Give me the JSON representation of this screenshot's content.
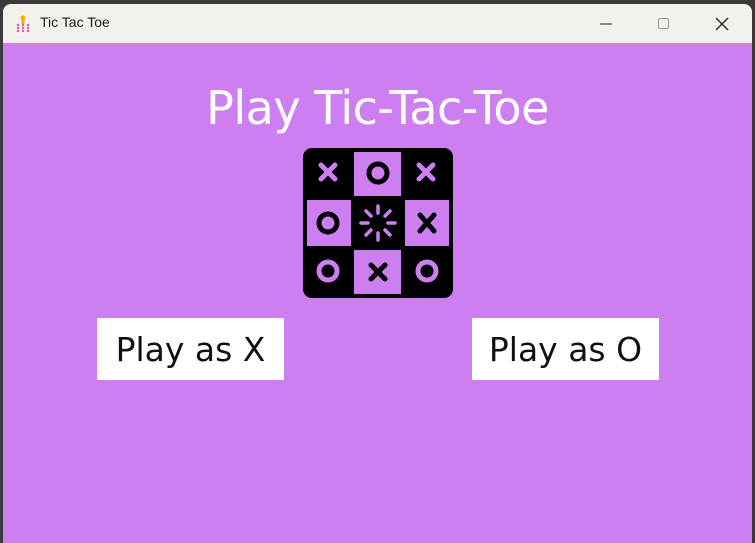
{
  "window": {
    "title": "Tic Tac Toe",
    "controls": {
      "minimize_icon": "minimize-icon",
      "maximize_icon": "maximize-icon",
      "close_icon": "close-icon"
    }
  },
  "main": {
    "heading": "Play Tic-Tac-Toe",
    "logo_icon": "tic-tac-toe-board-icon",
    "buttons": {
      "play_x": "Play as X",
      "play_o": "Play as O"
    }
  },
  "colors": {
    "background": "#cd7ff2",
    "titlebar": "#f4f1ec",
    "board": "#000000",
    "accent": "#cd7ff2",
    "button_bg": "#ffffff"
  }
}
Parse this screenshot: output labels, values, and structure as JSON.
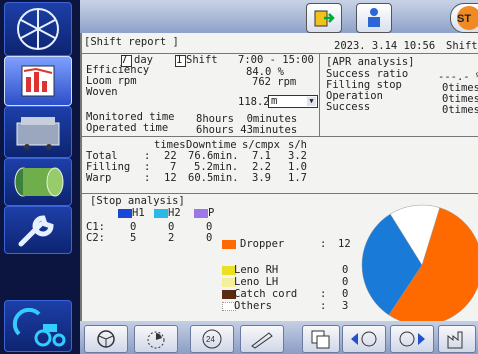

────

[What the task asks] Repeat the entries exactly. Pictures are excluded from the copy.

[Result of the task]
Give me the JSON representation of this screenshot's content.
{
  "window": {
    "title": "Tic Tac Toe",
    "controls": {
      "minimize_icon": "minimize-icon",
      "maximize_icon": "maximize-icon",
      "close_icon": "close-icon"
    }
  },
  "main": {
    "heading": "Play Tic-Tac-Toe",
    "logo_icon": "tic-tac-toe-board-icon",
    "buttons": {
      "play_x": "Play as X",
      "play_o": "Play as O"
    }
  },
  "colors": {
    "background": "#cd7ff2",
    "titlebar": "#f4f1ec",
    "board": "#000000",
    "accent": "#cd7ff2",
    "button_bg": "#ffffff"
  }
}
Parse this screenshot: output labels, values, and structure as JSON.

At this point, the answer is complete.